OBJECTIVE -> Word for word, set down the records and skip each picture.

-- BEGIN DATASET --

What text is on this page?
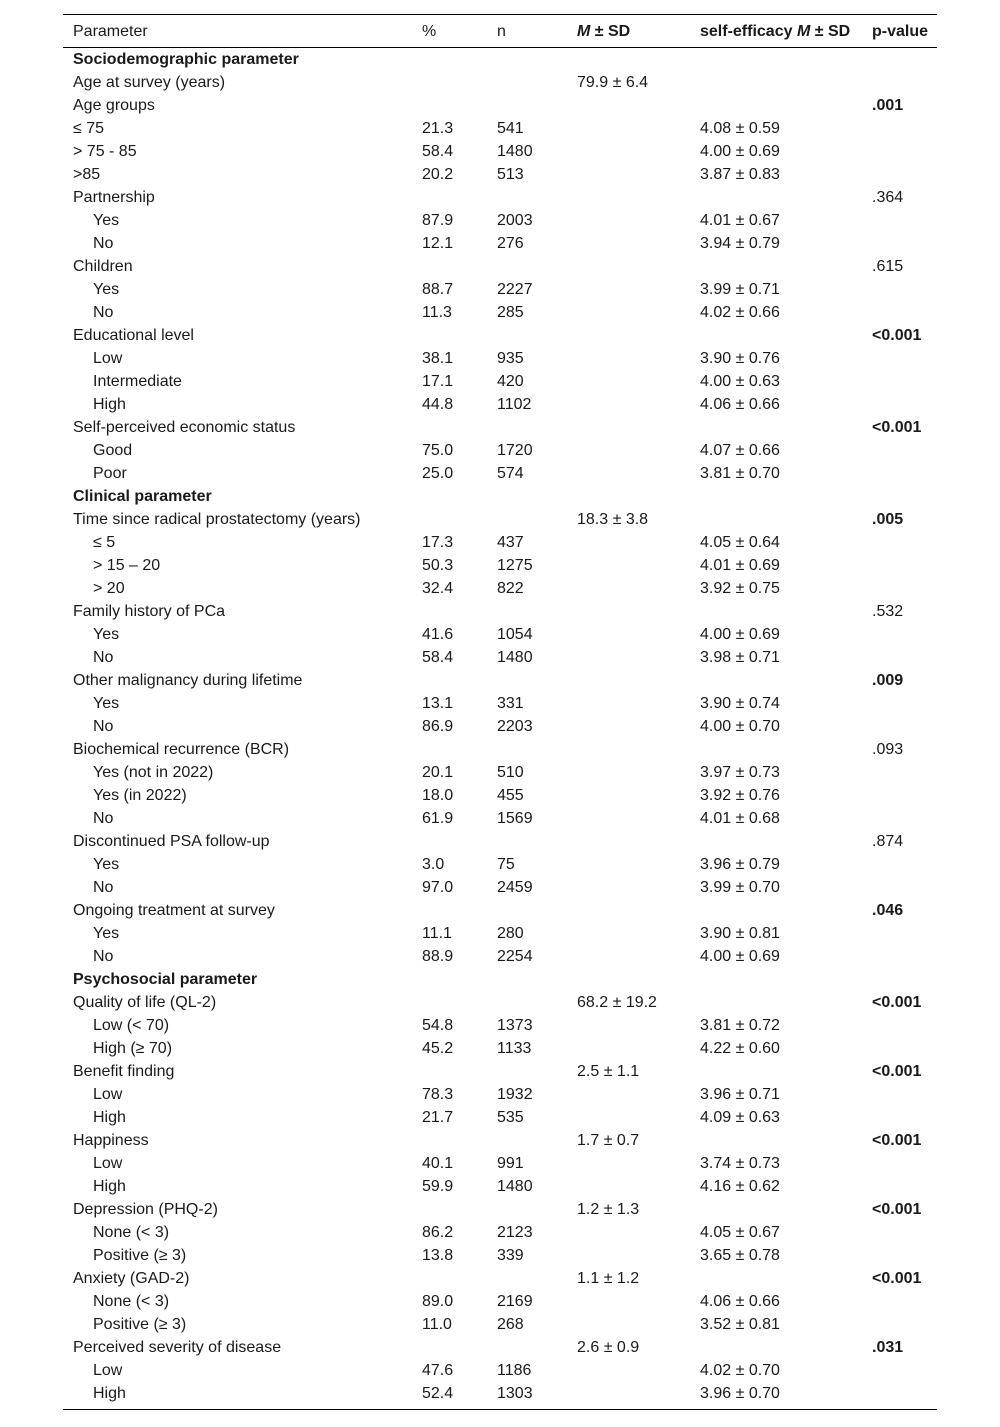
Parameter	%	n	M ± SD	self-efficacy M ± SD	p-value
Sociodemographic parameter					
Age at survey (years)			79.9 ± 6.4		
Age groups					.001
≤ 75	21.3	541		4.08 ± 0.59	
> 75 - 85	58.4	1480		4.00 ± 0.69	
>85	20.2	513		3.87 ± 0.83	
Partnership					.364
Yes	87.9	2003		4.01 ± 0.67	
No	12.1	276		3.94 ± 0.79	
Children					.615
Yes	88.7	2227		3.99 ± 0.71	
No	11.3	285		4.02 ± 0.66	
Educational level					<0.001
Low	38.1	935		3.90 ± 0.76	
Intermediate	17.1	420		4.00 ± 0.63	
High	44.8	1102		4.06 ± 0.66	
Self-perceived economic status					<0.001
Good	75.0	1720		4.07 ± 0.66	
Poor	25.0	574		3.81 ± 0.70	
Clinical parameter					
Time since radical prostatectomy (years)			18.3 ± 3.8		.005
≤ 5	17.3	437		4.05 ± 0.64	
> 15 – 20	50.3	1275		4.01 ± 0.69	
> 20	32.4	822		3.92 ± 0.75	
Family history of PCa					.532
Yes	41.6	1054		4.00 ± 0.69	
No	58.4	1480		3.98 ± 0.71	
Other malignancy during lifetime					.009
Yes	13.1	331		3.90 ± 0.74	
No	86.9	2203		4.00 ± 0.70	
Biochemical recurrence (BCR)					.093
Yes (not in 2022)	20.1	510		3.97 ± 0.73	
Yes (in 2022)	18.0	455		3.92 ± 0.76	
No	61.9	1569		4.01 ± 0.68	
Discontinued PSA follow-up					.874
Yes	3.0	75		3.96 ± 0.79	
No	97.0	2459		3.99 ± 0.70	
Ongoing treatment at survey					.046
Yes	11.1	280		3.90 ± 0.81	
No	88.9	2254		4.00 ± 0.69	
Psychosocial parameter					
Quality of life (QL-2)			68.2 ± 19.2		<0.001
Low (< 70)	54.8	1373		3.81 ± 0.72	
High (≥ 70)	45.2	1133		4.22 ± 0.60	
Benefit finding			2.5 ± 1.1		<0.001
Low	78.3	1932		3.96 ± 0.71	
High	21.7	535		4.09 ± 0.63	
Happiness			1.7 ± 0.7		<0.001
Low	40.1	991		3.74 ± 0.73	
High	59.9	1480		4.16 ± 0.62	
Depression (PHQ-2)			1.2 ± 1.3		<0.001
None (< 3)	86.2	2123		4.05 ± 0.67	
Positive (≥ 3)	13.8	339		3.65 ± 0.78	
Anxiety (GAD-2)			1.1 ± 1.2		<0.001
None (< 3)	89.0	2169		4.06 ± 0.66	
Positive (≥ 3)	11.0	268		3.52 ± 0.81	
Perceived severity of disease			2.6 ± 0.9		.031
Low	47.6	1186		4.02 ± 0.70	
High	52.4	1303		3.96 ± 0.70	
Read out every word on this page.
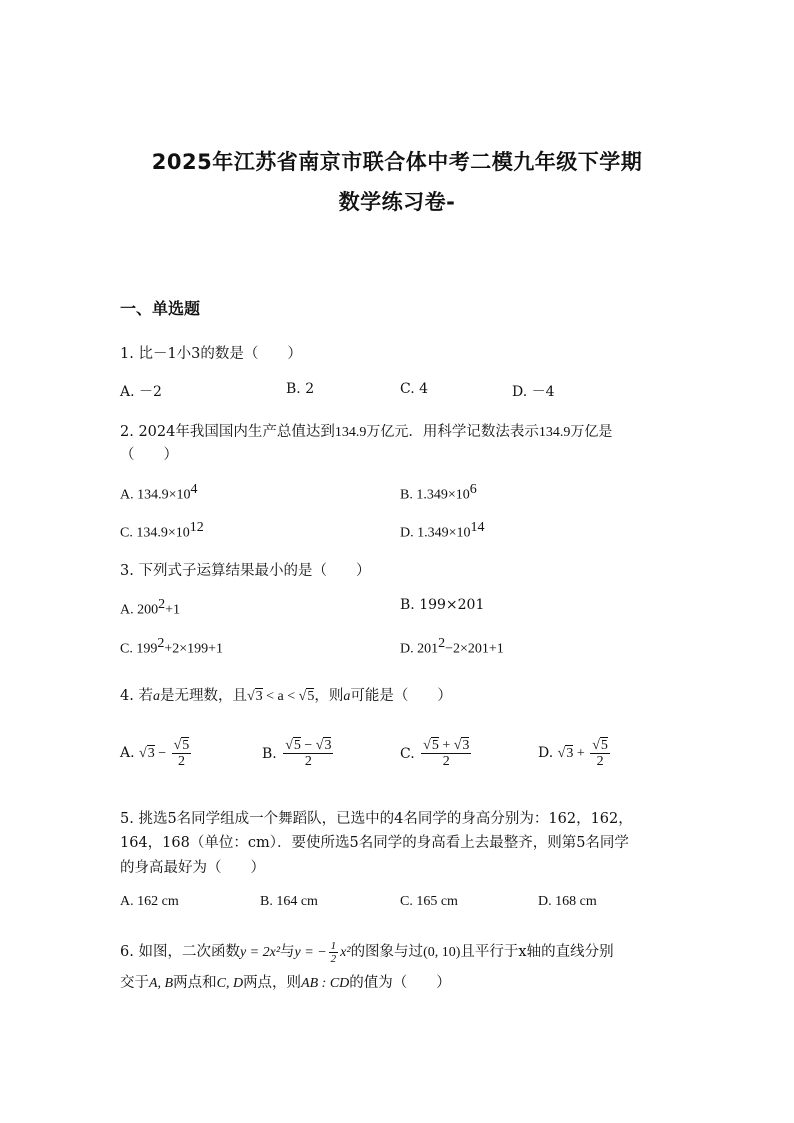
2025年江苏省南京市联合体中考二模九年级下学期
数学练习卷-
一、单选题
1. 比－1小3的数是（　　）
A. －2	B. 2	C. 4	D. －4
2. 2024年我国国内生产总值达到134.9万亿元．用科学记数法表示134.9万亿是
（　　）
A. $134.9\times 10^4$	B. $1.349\times 10^6$
C. $134.9\times 10^{12}$	D. $1.349\times 10^{14}$
3. 下列式子运算结果最小的是（　　）
A. $200^2+1$	B. 199×201
C. $199^2+2\times 199+1$	D. $201^2-2\times 201+1$
4. 若a是无理数，且√3 < a < √5，则a可能是（　　）
A. $√3 - \frac{√5}{2}$	B. $\frac{√5 - √3}{2}$	C. $\frac{√5 + √3}{2}$	D. $√3 + \frac{√5}{2}$
5. 挑选5名同学组成一个舞蹈队，已选中的4名同学的身高分别为：162，162，
164，168（单位：cm）．要使所选5名同学的身高看上去最整齐，则第5名同学
的身高最好为（　　）
A. 162 cm	B. 164 cm	C. 165 cm	D. 168 cm
6. 如图，二次函数y = 2x²与y = − $\frac{1}{2} x^2$的图象与过(0, 10)且平行于x轴的直线分别
交于A, B两点和C, D两点，则AB : CD的值为（　　）
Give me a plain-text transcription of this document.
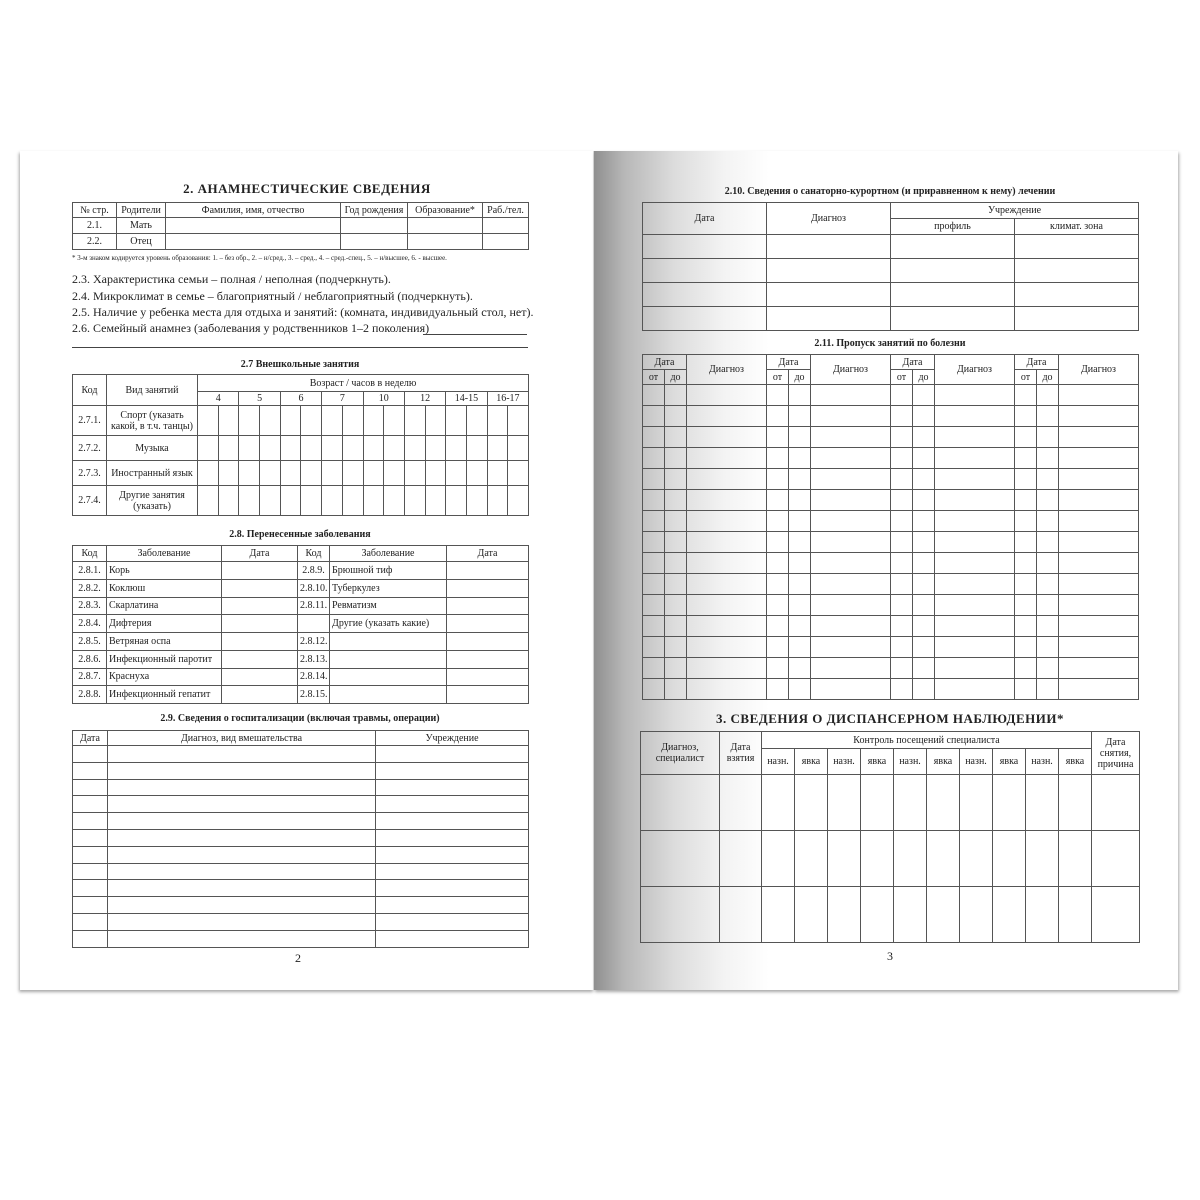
2. АНАМНЕСТИЧЕСКИЕ СВЕДЕНИЯ
№ стр.	Родители	Фамилия, имя, отчество	Год рождения	Образование*	Раб./тел.
2.1.	Мать				
2.2.	Отец				
* 3-м знаком кодируется уровень образования: 1. – без обр., 2. – н/сред., 3. – сред., 4. – сред.-спец., 5. – н/высшее, 6. - высшее.
2.3. Характеристика семьи – полная / неполная (подчеркнуть).
2.4. Микроклимат в семье – благоприятный / неблагоприятный (подчеркнуть).
2.5. Наличие у ребенка места для отдыха и занятий: (комната, индивидуальный стол, нет).
2.6. Семейный анамнез (заболевания у родственников 1–2 поколения)
2.7 Внешкольные занятия
Код	Вид занятий	Возраст / часов в неделю															
		4		5		6		7		10		12		14-15		16-17	
2.7.1.	Спорт (указать какой, в т.ч. танцы)																
2.7.2.	Музыка																
2.7.3.	Иностранный язык																
2.7.4.	Другие занятия (указать)																
2.8. Перенесенные заболевания
Код	Заболевание	Дата	Код	Заболевание	Дата
2.8.1.	Корь		2.8.9.	Брюшной тиф	
2.8.2.	Коклюш		2.8.10.	Туберкулез	
2.8.3.	Скарлатина		2.8.11.	Ревматизм	
2.8.4.	Дифтерия			Другие (указать какие)	
2.8.5.	Ветряная оспа		2.8.12.		
2.8.6.	Инфекционный паротит		2.8.13.		
2.8.7.	Краснуха		2.8.14.		
2.8.8.	Инфекционный гепатит		2.8.15.		
2.9. Сведения о госпитализации (включая травмы, операции)
Дата	Диагноз, вид вмешательства	Учреждение

2
2.10. Сведения о санаторно-курортном (и приравненном к нему) лечении
Дата	Диагноз	Учреждение	
		профиль	климат. зона

2.11. Пропуск занятий по болезни
Дата		Диагноз	Дата		Диагноз	Дата		Диагноз	Дата		Диагноз
от	до		от	до		от	до		от	до	

3. СВЕДЕНИЯ О ДИСПАНСЕРНОМ НАБЛЮДЕНИИ*
Диагноз, специалист	Дата взятия	Контроль посещений специалиста										Дата снятия, причина
		назн.	явка	назн.	явка	назн.	явка	назн.	явка	назн.	явка	

3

-- END DATASET --

FINAL RESULT ->
What text is on this page?
Parameter	%	n	M ± SD	self-efficacy M ± SD	p-value
Sociodemographic parameter					
Age at survey (years)			79.9 ± 6.4		
Age groups					.001
≤ 75	21.3	541		4.08 ± 0.59	
> 75 - 85	58.4	1480		4.00 ± 0.69	
>85	20.2	513		3.87 ± 0.83	
Partnership					.364
Yes	87.9	2003		4.01 ± 0.67	
No	12.1	276		3.94 ± 0.79	
Children					.615
Yes	88.7	2227		3.99 ± 0.71	
No	11.3	285		4.02 ± 0.66	
Educational level					<0.001
Low	38.1	935		3.90 ± 0.76	
Intermediate	17.1	420		4.00 ± 0.63	
High	44.8	1102		4.06 ± 0.66	
Self-perceived economic status					<0.001
Good	75.0	1720		4.07 ± 0.66	
Poor	25.0	574		3.81 ± 0.70	
Clinical parameter					
Time since radical prostatectomy (years)			18.3 ± 3.8		.005
≤ 5	17.3	437		4.05 ± 0.64	
> 15 – 20	50.3	1275		4.01 ± 0.69	
> 20	32.4	822		3.92 ± 0.75	
Family history of PCa					.532
Yes	41.6	1054		4.00 ± 0.69	
No	58.4	1480		3.98 ± 0.71	
Other malignancy during lifetime					.009
Yes	13.1	331		3.90 ± 0.74	
No	86.9	2203		4.00 ± 0.70	
Biochemical recurrence (BCR)					.093
Yes (not in 2022)	20.1	510		3.97 ± 0.73	
Yes (in 2022)	18.0	455		3.92 ± 0.76	
No	61.9	1569		4.01 ± 0.68	
Discontinued PSA follow-up					.874
Yes	3.0	75		3.96 ± 0.79	
No	97.0	2459		3.99 ± 0.70	
Ongoing treatment at survey					.046
Yes	11.1	280		3.90 ± 0.81	
No	88.9	2254		4.00 ± 0.69	
Psychosocial parameter					
Quality of life (QL-2)			68.2 ± 19.2		<0.001
Low (< 70)	54.8	1373		3.81 ± 0.72	
High (≥ 70)	45.2	1133		4.22 ± 0.60	
Benefit finding			2.5 ± 1.1		<0.001
Low	78.3	1932		3.96 ± 0.71	
High	21.7	535		4.09 ± 0.63	
Happiness			1.7 ± 0.7		<0.001
Low	40.1	991		3.74 ± 0.73	
High	59.9	1480		4.16 ± 0.62	
Depression (PHQ-2)			1.2 ± 1.3		<0.001
None (< 3)	86.2	2123		4.05 ± 0.67	
Positive (≥ 3)	13.8	339		3.65 ± 0.78	
Anxiety (GAD-2)			1.1 ± 1.2		<0.001
None (< 3)	89.0	2169		4.06 ± 0.66	
Positive (≥ 3)	11.0	268		3.52 ± 0.81	
Perceived severity of disease			2.6 ± 0.9		.031
Low	47.6	1186		4.02 ± 0.70	
High	52.4	1303		3.96 ± 0.70	
Read out every word on this page.
2025年江苏省南京市联合体中考二模九年级下学期
数学练习卷-
一、单选题
1. 比－1小3的数是（　　）
A. －2	B. 2	C. 4	D. －4
2. 2024年我国国内生产总值达到134.9万亿元．用科学记数法表示134.9万亿是
（　　）
A. $134.9\times 10^4$	B. $1.349\times 10^6$
C. $134.9\times 10^{12}$	D. $1.349\times 10^{14}$
3. 下列式子运算结果最小的是（　　）
A. $200^2+1$	B. 199×201
C. $199^2+2\times 199+1$	D. $201^2-2\times 201+1$
4. 若a是无理数，且√3 < a < √5，则a可能是（　　）
A. $√3 - \frac{√5}{2}$	B. $\frac{√5 - √3}{2}$	C. $\frac{√5 + √3}{2}$	D. $√3 + \frac{√5}{2}$
5. 挑选5名同学组成一个舞蹈队，已选中的4名同学的身高分别为：162，162，
164，168（单位：cm）．要使所选5名同学的身高看上去最整齐，则第5名同学
的身高最好为（　　）
A. 162 cm	B. 164 cm	C. 165 cm	D. 168 cm
6. 如图，二次函数y = 2x²与y = − $\frac{1}{2} x^2$的图象与过(0, 10)且平行于x轴的直线分别
交于A, B两点和C, D两点，则AB : CD的值为（　　）
Give me a plain-text transcription of this document.
2. АНАМНЕСТИЧЕСКИЕ СВЕДЕНИЯ
№ стр.	Родители	Фамилия, имя, отчество	Год рождения	Образование*	Раб./тел.
2.1.	Мать				
2.2.	Отец				
* 3-м знаком кодируется уровень образования: 1. – без обр., 2. – н/сред., 3. – сред., 4. – сред.-спец., 5. – н/высшее, 6. - высшее.
2.3. Характеристика семьи – полная / неполная (подчеркнуть).
2.4. Микроклимат в семье – благоприятный / неблагоприятный (подчеркнуть).
2.5. Наличие у ребенка места для отдыха и занятий: (комната, индивидуальный стол, нет).
2.6. Семейный анамнез (заболевания у родственников 1–2 поколения)
2.7 Внешкольные занятия
Код	Вид занятий	Возраст / часов в неделю															
		4		5		6		7		10		12		14-15		16-17	
2.7.1.	Спорт (указать какой, в т.ч. танцы)																
2.7.2.	Музыка																
2.7.3.	Иностранный язык																
2.7.4.	Другие занятия (указать)																
2.8. Перенесенные заболевания
Код	Заболевание	Дата	Код	Заболевание	Дата
2.8.1.	Корь		2.8.9.	Брюшной тиф	
2.8.2.	Коклюш		2.8.10.	Туберкулез	
2.8.3.	Скарлатина		2.8.11.	Ревматизм	
2.8.4.	Дифтерия			Другие (указать какие)	
2.8.5.	Ветряная оспа		2.8.12.		
2.8.6.	Инфекционный паротит		2.8.13.		
2.8.7.	Краснуха		2.8.14.		
2.8.8.	Инфекционный гепатит		2.8.15.		
2.9. Сведения о госпитализации (включая травмы, операции)
Дата	Диагноз, вид вмешательства	Учреждение

2
2.10. Сведения о санаторно-курортном (и приравненном к нему) лечении
Дата	Диагноз	Учреждение	
		профиль	климат. зона

2.11. Пропуск занятий по болезни
Дата		Диагноз	Дата		Диагноз	Дата		Диагноз	Дата		Диагноз
от	до		от	до		от	до		от	до	

3. СВЕДЕНИЯ О ДИСПАНСЕРНОМ НАБЛЮДЕНИИ*
Диагноз, специалист	Дата взятия	Контроль посещений специалиста										Дата снятия, причина
		назн.	явка	назн.	явка	назн.	явка	назн.	явка	назн.	явка	

3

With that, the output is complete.